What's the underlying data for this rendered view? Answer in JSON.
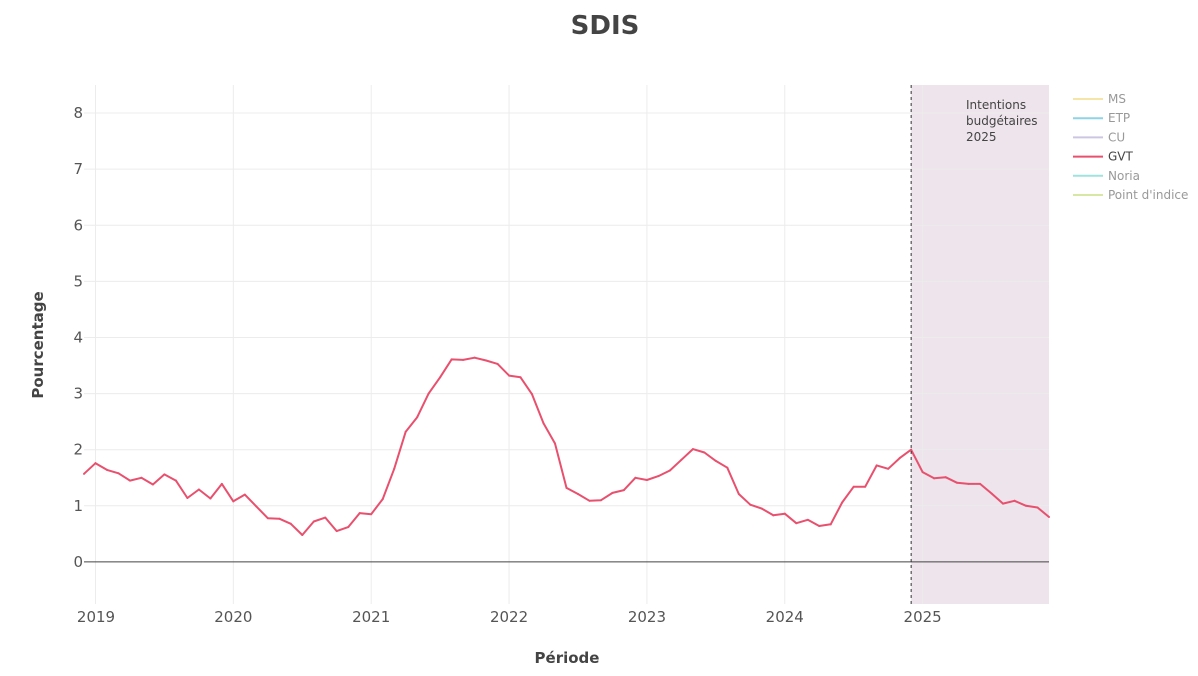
{
  "chart_data": {
    "type": "line",
    "title": "SDIS",
    "xlabel": "Période",
    "ylabel": "Pourcentage",
    "x_ticks": [
      "2019",
      "2020",
      "2021",
      "2022",
      "2023",
      "2024",
      "2025"
    ],
    "y_ticks": [
      "0",
      "1",
      "2",
      "3",
      "4",
      "5",
      "6",
      "7",
      "8"
    ],
    "xlim": [
      "2018-12",
      "2025-12"
    ],
    "ylim": [
      -0.75,
      8.5
    ],
    "grid": true,
    "legend_position": "right",
    "legend": [
      {
        "name": "MS",
        "color": "#f5e6a8",
        "active": false
      },
      {
        "name": "ETP",
        "color": "#8fd3e6",
        "active": false
      },
      {
        "name": "CU",
        "color": "#cdc6e3",
        "active": false
      },
      {
        "name": "GVT",
        "color": "#e8506e",
        "active": true
      },
      {
        "name": "Noria",
        "color": "#9fe3df",
        "active": false
      },
      {
        "name": "Point d'indice",
        "color": "#d6e8a3",
        "active": false
      }
    ],
    "shaded_region": {
      "start": "2024-12",
      "end": "2025-12",
      "color": "#ede4ec",
      "label_lines": [
        "Intentions",
        "budgétaires",
        "2025"
      ]
    },
    "series": [
      {
        "name": "GVT",
        "color": "#e8506e",
        "x": [
          "2018-12",
          "2019-01",
          "2019-02",
          "2019-03",
          "2019-04",
          "2019-05",
          "2019-06",
          "2019-07",
          "2019-08",
          "2019-09",
          "2019-10",
          "2019-11",
          "2019-12",
          "2020-01",
          "2020-02",
          "2020-03",
          "2020-04",
          "2020-05",
          "2020-06",
          "2020-07",
          "2020-08",
          "2020-09",
          "2020-10",
          "2020-11",
          "2020-12",
          "2021-01",
          "2021-02",
          "2021-03",
          "2021-04",
          "2021-05",
          "2021-06",
          "2021-07",
          "2021-08",
          "2021-09",
          "2021-10",
          "2021-11",
          "2021-12",
          "2022-01",
          "2022-02",
          "2022-03",
          "2022-04",
          "2022-05",
          "2022-06",
          "2022-07",
          "2022-08",
          "2022-09",
          "2022-10",
          "2022-11",
          "2022-12",
          "2023-01",
          "2023-02",
          "2023-03",
          "2023-04",
          "2023-05",
          "2023-06",
          "2023-07",
          "2023-08",
          "2023-09",
          "2023-10",
          "2023-11",
          "2023-12",
          "2024-01",
          "2024-02",
          "2024-03",
          "2024-04",
          "2024-05",
          "2024-06",
          "2024-07",
          "2024-08",
          "2024-09",
          "2024-10",
          "2024-11",
          "2024-12",
          "2025-01",
          "2025-02",
          "2025-03",
          "2025-04",
          "2025-05",
          "2025-06",
          "2025-07",
          "2025-08",
          "2025-09",
          "2025-10",
          "2025-11",
          "2025-12"
        ],
        "values": [
          1.57,
          1.76,
          1.64,
          1.58,
          1.45,
          1.5,
          1.38,
          1.56,
          1.45,
          1.14,
          1.29,
          1.13,
          1.39,
          1.08,
          1.2,
          0.99,
          0.78,
          0.77,
          0.68,
          0.48,
          0.72,
          0.79,
          0.55,
          0.62,
          0.87,
          0.85,
          1.12,
          1.66,
          2.32,
          2.58,
          3.0,
          3.29,
          3.61,
          3.6,
          3.64,
          3.59,
          3.53,
          3.32,
          3.29,
          2.99,
          2.47,
          2.11,
          1.32,
          1.21,
          1.09,
          1.1,
          1.23,
          1.28,
          1.5,
          1.46,
          1.53,
          1.63,
          1.82,
          2.01,
          1.95,
          1.8,
          1.68,
          1.21,
          1.02,
          0.95,
          0.83,
          0.86,
          0.69,
          0.75,
          0.64,
          0.67,
          1.06,
          1.34,
          1.34,
          1.72,
          1.66,
          1.85,
          2.0,
          1.6,
          1.49,
          1.51,
          1.41,
          1.39,
          1.39,
          1.22,
          1.04,
          1.09,
          1.0,
          0.97,
          0.8
        ]
      }
    ]
  }
}
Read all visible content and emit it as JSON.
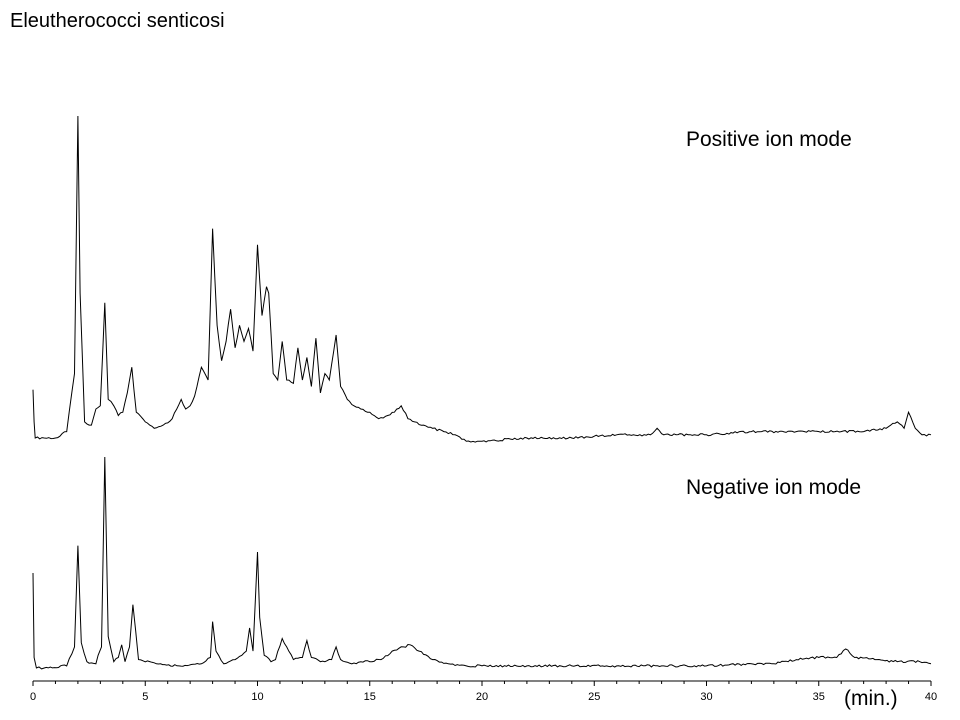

+ + + +

INSTRUCTION:
Restate the whole of the material word for word without the pictures.

THE RESULT:
What's the underlying data for this rendered view? Answer in JSON.
{
  "chart_data": {
    "type": "line",
    "title": "SDIS",
    "xlabel": "Période",
    "ylabel": "Pourcentage",
    "x_ticks": [
      "2019",
      "2020",
      "2021",
      "2022",
      "2023",
      "2024",
      "2025"
    ],
    "y_ticks": [
      "0",
      "1",
      "2",
      "3",
      "4",
      "5",
      "6",
      "7",
      "8"
    ],
    "xlim": [
      "2018-12",
      "2025-12"
    ],
    "ylim": [
      -0.75,
      8.5
    ],
    "grid": true,
    "legend_position": "right",
    "legend": [
      {
        "name": "MS",
        "color": "#f5e6a8",
        "active": false
      },
      {
        "name": "ETP",
        "color": "#8fd3e6",
        "active": false
      },
      {
        "name": "CU",
        "color": "#cdc6e3",
        "active": false
      },
      {
        "name": "GVT",
        "color": "#e8506e",
        "active": true
      },
      {
        "name": "Noria",
        "color": "#9fe3df",
        "active": false
      },
      {
        "name": "Point d'indice",
        "color": "#d6e8a3",
        "active": false
      }
    ],
    "shaded_region": {
      "start": "2024-12",
      "end": "2025-12",
      "color": "#ede4ec",
      "label_lines": [
        "Intentions",
        "budgétaires",
        "2025"
      ]
    },
    "series": [
      {
        "name": "GVT",
        "color": "#e8506e",
        "x": [
          "2018-12",
          "2019-01",
          "2019-02",
          "2019-03",
          "2019-04",
          "2019-05",
          "2019-06",
          "2019-07",
          "2019-08",
          "2019-09",
          "2019-10",
          "2019-11",
          "2019-12",
          "2020-01",
          "2020-02",
          "2020-03",
          "2020-04",
          "2020-05",
          "2020-06",
          "2020-07",
          "2020-08",
          "2020-09",
          "2020-10",
          "2020-11",
          "2020-12",
          "2021-01",
          "2021-02",
          "2021-03",
          "2021-04",
          "2021-05",
          "2021-06",
          "2021-07",
          "2021-08",
          "2021-09",
          "2021-10",
          "2021-11",
          "2021-12",
          "2022-01",
          "2022-02",
          "2022-03",
          "2022-04",
          "2022-05",
          "2022-06",
          "2022-07",
          "2022-08",
          "2022-09",
          "2022-10",
          "2022-11",
          "2022-12",
          "2023-01",
          "2023-02",
          "2023-03",
          "2023-04",
          "2023-05",
          "2023-06",
          "2023-07",
          "2023-08",
          "2023-09",
          "2023-10",
          "2023-11",
          "2023-12",
          "2024-01",
          "2024-02",
          "2024-03",
          "2024-04",
          "2024-05",
          "2024-06",
          "2024-07",
          "2024-08",
          "2024-09",
          "2024-10",
          "2024-11",
          "2024-12",
          "2025-01",
          "2025-02",
          "2025-03",
          "2025-04",
          "2025-05",
          "2025-06",
          "2025-07",
          "2025-08",
          "2025-09",
          "2025-10",
          "2025-11",
          "2025-12"
        ],
        "values": [
          1.57,
          1.76,
          1.64,
          1.58,
          1.45,
          1.5,
          1.38,
          1.56,
          1.45,
          1.14,
          1.29,
          1.13,
          1.39,
          1.08,
          1.2,
          0.99,
          0.78,
          0.77,
          0.68,
          0.48,
          0.72,
          0.79,
          0.55,
          0.62,
          0.87,
          0.85,
          1.12,
          1.66,
          2.32,
          2.58,
          3.0,
          3.29,
          3.61,
          3.6,
          3.64,
          3.59,
          3.53,
          3.32,
          3.29,
          2.99,
          2.47,
          2.11,
          1.32,
          1.21,
          1.09,
          1.1,
          1.23,
          1.28,
          1.5,
          1.46,
          1.53,
          1.63,
          1.82,
          2.01,
          1.95,
          1.8,
          1.68,
          1.21,
          1.02,
          0.95,
          0.83,
          0.86,
          0.69,
          0.75,
          0.64,
          0.67,
          1.06,
          1.34,
          1.34,
          1.72,
          1.66,
          1.85,
          2.0,
          1.6,
          1.49,
          1.51,
          1.41,
          1.39,
          1.39,
          1.22,
          1.04,
          1.09,
          1.0,
          0.97,
          0.8
        ]
      }
    ]
  }
}
Read all visible content and emit it as JSON.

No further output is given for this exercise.